▶ **OBJECTIVE**
Output all the entries word for word. Omit the pictures.

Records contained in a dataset
----------

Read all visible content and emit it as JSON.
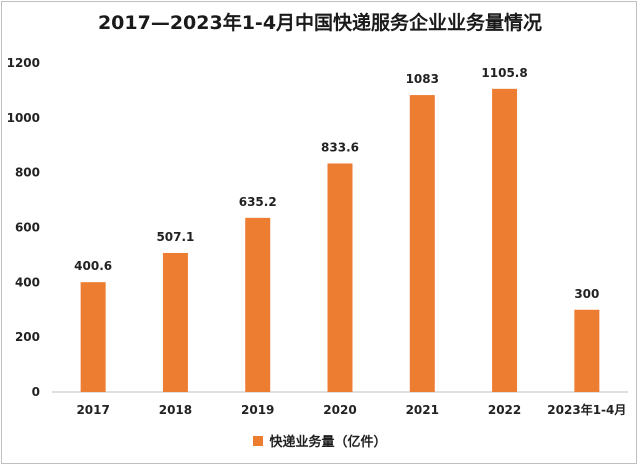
{
  "chart_data": {
    "type": "bar",
    "title": "2017—2023年1-4月中国快递服务企业业务量情况",
    "categories": [
      "2017",
      "2018",
      "2019",
      "2020",
      "2021",
      "2022",
      "2023年1-4月"
    ],
    "series": [
      {
        "name": "快递业务量（亿件）",
        "values": [
          400.6,
          507.1,
          635.2,
          833.6,
          1083,
          1105.8,
          300
        ],
        "labels": [
          "400.6",
          "507.1",
          "635.2",
          "833.6",
          "1083",
          "1105.8",
          "300"
        ]
      }
    ],
    "yticks": [
      "0",
      "200",
      "400",
      "600",
      "800",
      "1000",
      "1200"
    ],
    "ylim": [
      0,
      1200
    ],
    "grid": false,
    "legend_position": "bottom"
  },
  "colors": {
    "bar": "#ED7D31",
    "axis": "#bfbfbf"
  }
}
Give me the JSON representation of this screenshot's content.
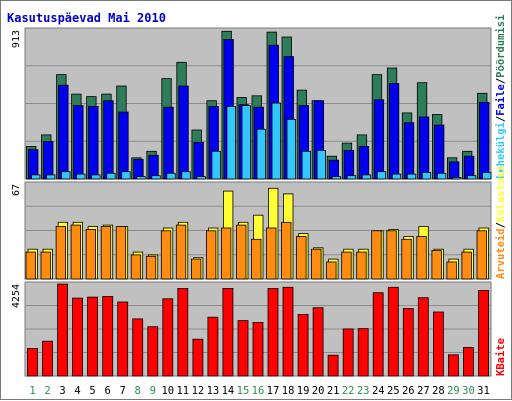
{
  "title": "Kasutuspäevad Mai 2010",
  "colors": {
    "background": "#ffffff",
    "plot_bg": "#c0c0c0",
    "grid": "#8c8c8c",
    "title": "#0000cc",
    "pages": "#2e7d5a",
    "files": "#0000ee",
    "hits_bg": "#30c8ff",
    "visits": "#ff8c10",
    "unique": "#ffff33",
    "kbytes": "#ff0000",
    "day_weekday": "#000000",
    "day_weekend": "#2e8b57",
    "sep": "#000000"
  },
  "chart_data": [
    {
      "type": "bar",
      "title": "",
      "ylabel_max": "913",
      "ylim": [
        0,
        913
      ],
      "legend": {
        "parts": [
          {
            "text": "Pöördumisi",
            "color": "#2e7d5a"
          },
          {
            "text": "Faile",
            "color": "#0000ee"
          },
          {
            "text": "Lehekülgi",
            "color": "#30c8ff"
          }
        ],
        "separator": "/"
      },
      "categories": [
        "1",
        "2",
        "3",
        "4",
        "5",
        "6",
        "7",
        "8",
        "9",
        "10",
        "11",
        "12",
        "13",
        "14",
        "15",
        "16",
        "17",
        "18",
        "19",
        "20",
        "21",
        "22",
        "23",
        "24",
        "25",
        "26",
        "27",
        "28",
        "29",
        "30",
        "31"
      ],
      "series": [
        {
          "name": "Pöördumisi",
          "values": [
            200,
            270,
            640,
            520,
            505,
            520,
            570,
            130,
            170,
            615,
            715,
            300,
            480,
            905,
            500,
            510,
            900,
            870,
            545,
            480,
            140,
            220,
            270,
            640,
            680,
            405,
            590,
            395,
            130,
            170,
            525
          ]
        },
        {
          "name": "Faile",
          "values": [
            180,
            230,
            575,
            450,
            445,
            480,
            410,
            120,
            145,
            440,
            570,
            225,
            445,
            855,
            455,
            440,
            820,
            750,
            450,
            480,
            115,
            175,
            200,
            485,
            585,
            345,
            380,
            330,
            105,
            140,
            470
          ]
        },
        {
          "name": "Lehekülgi",
          "values": [
            25,
            25,
            45,
            30,
            25,
            35,
            45,
            15,
            20,
            35,
            45,
            15,
            170,
            445,
            450,
            305,
            465,
            365,
            170,
            175,
            15,
            20,
            25,
            45,
            30,
            30,
            40,
            35,
            10,
            20,
            40
          ]
        }
      ]
    },
    {
      "type": "bar",
      "title": "",
      "ylabel_max": "67",
      "ylim": [
        0,
        67
      ],
      "legend": {
        "parts": [
          {
            "text": "Külastusi",
            "color": "#ffff33"
          },
          {
            "text": "Arvuteid",
            "color": "#ff8c10"
          }
        ],
        "separator": "/"
      },
      "categories": [
        "1",
        "2",
        "3",
        "4",
        "5",
        "6",
        "7",
        "8",
        "9",
        "10",
        "11",
        "12",
        "13",
        "14",
        "15",
        "16",
        "17",
        "18",
        "19",
        "20",
        "21",
        "22",
        "23",
        "24",
        "25",
        "26",
        "27",
        "28",
        "29",
        "30",
        "31"
      ],
      "series": [
        {
          "name": "Külastusi",
          "values": [
            21,
            21,
            40,
            40,
            37,
            38,
            37,
            19,
            17,
            36,
            40,
            15,
            36,
            62,
            40,
            45,
            64,
            60,
            32,
            22,
            14,
            21,
            21,
            34,
            35,
            30,
            37,
            21,
            14,
            21,
            36
          ]
        },
        {
          "name": "Arvuteid",
          "values": [
            19,
            19,
            37,
            38,
            35,
            37,
            37,
            17,
            16,
            34,
            38,
            14,
            34,
            36,
            38,
            28,
            36,
            40,
            30,
            21,
            12,
            19,
            19,
            34,
            34,
            28,
            30,
            20,
            12,
            19,
            34
          ]
        }
      ]
    },
    {
      "type": "bar",
      "title": "",
      "ylabel_max": "4254",
      "ylim": [
        0,
        4254
      ],
      "legend": {
        "parts": [
          {
            "text": "KBaite",
            "color": "#ff0000"
          }
        ],
        "separator": "/"
      },
      "categories": [
        "1",
        "2",
        "3",
        "4",
        "5",
        "6",
        "7",
        "8",
        "9",
        "10",
        "11",
        "12",
        "13",
        "14",
        "15",
        "16",
        "17",
        "18",
        "19",
        "20",
        "21",
        "22",
        "23",
        "24",
        "25",
        "26",
        "27",
        "28",
        "29",
        "30",
        "31"
      ],
      "series": [
        {
          "name": "KBaite",
          "values": [
            1270,
            1610,
            4250,
            3600,
            3650,
            3680,
            3420,
            2640,
            2280,
            3570,
            4050,
            1700,
            2720,
            4050,
            2560,
            2480,
            4050,
            4100,
            2850,
            3160,
            960,
            2180,
            2190,
            3850,
            4100,
            3120,
            3620,
            2960,
            980,
            1320,
            3960
          ]
        }
      ]
    }
  ],
  "weekend_days": [
    "1",
    "2",
    "8",
    "9",
    "15",
    "16",
    "22",
    "23",
    "29",
    "30"
  ]
}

----------

▶ **EXERCISE RESULT**
Read all visible content and emit it as JSON.
{
  "chart_data": {
    "type": "bar",
    "title": "2017—2023年1-4月中国快递服务企业业务量情况",
    "categories": [
      "2017",
      "2018",
      "2019",
      "2020",
      "2021",
      "2022",
      "2023年1-4月"
    ],
    "series": [
      {
        "name": "快递业务量（亿件）",
        "values": [
          400.6,
          507.1,
          635.2,
          833.6,
          1083,
          1105.8,
          300
        ],
        "labels": [
          "400.6",
          "507.1",
          "635.2",
          "833.6",
          "1083",
          "1105.8",
          "300"
        ]
      }
    ],
    "yticks": [
      "0",
      "200",
      "400",
      "600",
      "800",
      "1000",
      "1200"
    ],
    "ylim": [
      0,
      1200
    ],
    "grid": false,
    "legend_position": "bottom"
  },
  "colors": {
    "bar": "#ED7D31",
    "axis": "#bfbfbf"
  }
}
Give me the JSON representation of this screenshot's content.
{
  "title": "Kasutuspäevad Mai 2010",
  "colors": {
    "background": "#ffffff",
    "plot_bg": "#c0c0c0",
    "grid": "#8c8c8c",
    "title": "#0000cc",
    "pages": "#2e7d5a",
    "files": "#0000ee",
    "hits_bg": "#30c8ff",
    "visits": "#ff8c10",
    "unique": "#ffff33",
    "kbytes": "#ff0000",
    "day_weekday": "#000000",
    "day_weekend": "#2e8b57",
    "sep": "#000000"
  },
  "chart_data": [
    {
      "type": "bar",
      "title": "",
      "ylabel_max": "913",
      "ylim": [
        0,
        913
      ],
      "legend": {
        "parts": [
          {
            "text": "Pöördumisi",
            "color": "#2e7d5a"
          },
          {
            "text": "Faile",
            "color": "#0000ee"
          },
          {
            "text": "Lehekülgi",
            "color": "#30c8ff"
          }
        ],
        "separator": "/"
      },
      "categories": [
        "1",
        "2",
        "3",
        "4",
        "5",
        "6",
        "7",
        "8",
        "9",
        "10",
        "11",
        "12",
        "13",
        "14",
        "15",
        "16",
        "17",
        "18",
        "19",
        "20",
        "21",
        "22",
        "23",
        "24",
        "25",
        "26",
        "27",
        "28",
        "29",
        "30",
        "31"
      ],
      "series": [
        {
          "name": "Pöördumisi",
          "values": [
            200,
            270,
            640,
            520,
            505,
            520,
            570,
            130,
            170,
            615,
            715,
            300,
            480,
            905,
            500,
            510,
            900,
            870,
            545,
            480,
            140,
            220,
            270,
            640,
            680,
            405,
            590,
            395,
            130,
            170,
            525
          ]
        },
        {
          "name": "Faile",
          "values": [
            180,
            230,
            575,
            450,
            445,
            480,
            410,
            120,
            145,
            440,
            570,
            225,
            445,
            855,
            455,
            440,
            820,
            750,
            450,
            480,
            115,
            175,
            200,
            485,
            585,
            345,
            380,
            330,
            105,
            140,
            470
          ]
        },
        {
          "name": "Lehekülgi",
          "values": [
            25,
            25,
            45,
            30,
            25,
            35,
            45,
            15,
            20,
            35,
            45,
            15,
            170,
            445,
            450,
            305,
            465,
            365,
            170,
            175,
            15,
            20,
            25,
            45,
            30,
            30,
            40,
            35,
            10,
            20,
            40
          ]
        }
      ]
    },
    {
      "type": "bar",
      "title": "",
      "ylabel_max": "67",
      "ylim": [
        0,
        67
      ],
      "legend": {
        "parts": [
          {
            "text": "Külastusi",
            "color": "#ffff33"
          },
          {
            "text": "Arvuteid",
            "color": "#ff8c10"
          }
        ],
        "separator": "/"
      },
      "categories": [
        "1",
        "2",
        "3",
        "4",
        "5",
        "6",
        "7",
        "8",
        "9",
        "10",
        "11",
        "12",
        "13",
        "14",
        "15",
        "16",
        "17",
        "18",
        "19",
        "20",
        "21",
        "22",
        "23",
        "24",
        "25",
        "26",
        "27",
        "28",
        "29",
        "30",
        "31"
      ],
      "series": [
        {
          "name": "Külastusi",
          "values": [
            21,
            21,
            40,
            40,
            37,
            38,
            37,
            19,
            17,
            36,
            40,
            15,
            36,
            62,
            40,
            45,
            64,
            60,
            32,
            22,
            14,
            21,
            21,
            34,
            35,
            30,
            37,
            21,
            14,
            21,
            36
          ]
        },
        {
          "name": "Arvuteid",
          "values": [
            19,
            19,
            37,
            38,
            35,
            37,
            37,
            17,
            16,
            34,
            38,
            14,
            34,
            36,
            38,
            28,
            36,
            40,
            30,
            21,
            12,
            19,
            19,
            34,
            34,
            28,
            30,
            20,
            12,
            19,
            34
          ]
        }
      ]
    },
    {
      "type": "bar",
      "title": "",
      "ylabel_max": "4254",
      "ylim": [
        0,
        4254
      ],
      "legend": {
        "parts": [
          {
            "text": "KBaite",
            "color": "#ff0000"
          }
        ],
        "separator": "/"
      },
      "categories": [
        "1",
        "2",
        "3",
        "4",
        "5",
        "6",
        "7",
        "8",
        "9",
        "10",
        "11",
        "12",
        "13",
        "14",
        "15",
        "16",
        "17",
        "18",
        "19",
        "20",
        "21",
        "22",
        "23",
        "24",
        "25",
        "26",
        "27",
        "28",
        "29",
        "30",
        "31"
      ],
      "series": [
        {
          "name": "KBaite",
          "values": [
            1270,
            1610,
            4250,
            3600,
            3650,
            3680,
            3420,
            2640,
            2280,
            3570,
            4050,
            1700,
            2720,
            4050,
            2560,
            2480,
            4050,
            4100,
            2850,
            3160,
            960,
            2180,
            2190,
            3850,
            4100,
            3120,
            3620,
            2960,
            980,
            1320,
            3960
          ]
        }
      ]
    }
  ],
  "weekend_days": [
    "1",
    "2",
    "8",
    "9",
    "15",
    "16",
    "22",
    "23",
    "29",
    "30"
  ]
}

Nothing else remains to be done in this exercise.